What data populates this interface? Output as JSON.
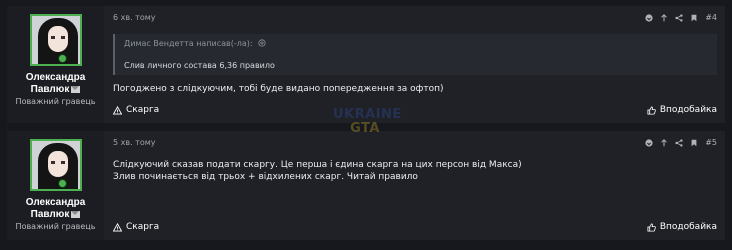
{
  "posts": [
    {
      "user": {
        "name_line1": "Олександра",
        "name_line2": "Павлюк",
        "rank": "Поважний гравець"
      },
      "time": "6 хв. тому",
      "post_number": "#4",
      "quote": {
        "header": "Димас Вендетта написав(-ла):",
        "text": "Слив личного состава 6,36 правило"
      },
      "text_lines": [
        "Погоджено з слідкуючим, тобі буде видано попередження за офтоп)"
      ],
      "report_label": "Скарга",
      "like_label": "Вподобайка"
    },
    {
      "user": {
        "name_line1": "Олександра",
        "name_line2": "Павлюк",
        "rank": "Поважний гравець"
      },
      "time": "5 хв. тому",
      "post_number": "#5",
      "text_lines": [
        "Слідкуючий сказав подати скаргу. Це перша і єдина скарга на цих персон від Макса)",
        "Злив починається від трьох + відхилених скарг. Читай правило"
      ],
      "report_label": "Скарга",
      "like_label": "Вподобайка"
    }
  ],
  "watermark": {
    "line1": "UKRAINE",
    "line2": "GTA"
  },
  "colors": {
    "background": "#16181d",
    "post_bg": "#1f2126",
    "avatar_border": "#4caf50",
    "watermark_blue": "#2a3f78",
    "watermark_gold": "#8a7a25"
  }
}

·····

### GIVEN TASK
Pictures stay out; repeat all the rest of the records exactly.

### OUTPUT BELOW
What data populates this interface? Output as JSON.
{
  "posts": [
    {
      "user": {
        "name_line1": "Олександра",
        "name_line2": "Павлюк",
        "rank": "Поважний гравець"
      },
      "time": "6 хв. тому",
      "post_number": "#4",
      "quote": {
        "header": "Димас Вендетта написав(-ла):",
        "text": "Слив личного состава 6,36 правило"
      },
      "text_lines": [
        "Погоджено з слідкуючим, тобі буде видано попередження за офтоп)"
      ],
      "report_label": "Скарга",
      "like_label": "Вподобайка"
    },
    {
      "user": {
        "name_line1": "Олександра",
        "name_line2": "Павлюк",
        "rank": "Поважний гравець"
      },
      "time": "5 хв. тому",
      "post_number": "#5",
      "text_lines": [
        "Слідкуючий сказав подати скаргу. Це перша і єдина скарга на цих персон від Макса)",
        "Злив починається від трьох + відхилених скарг. Читай правило"
      ],
      "report_label": "Скарга",
      "like_label": "Вподобайка"
    }
  ],
  "watermark": {
    "line1": "UKRAINE",
    "line2": "GTA"
  },
  "colors": {
    "background": "#16181d",
    "post_bg": "#1f2126",
    "avatar_border": "#4caf50",
    "watermark_blue": "#2a3f78",
    "watermark_gold": "#8a7a25"
  }
}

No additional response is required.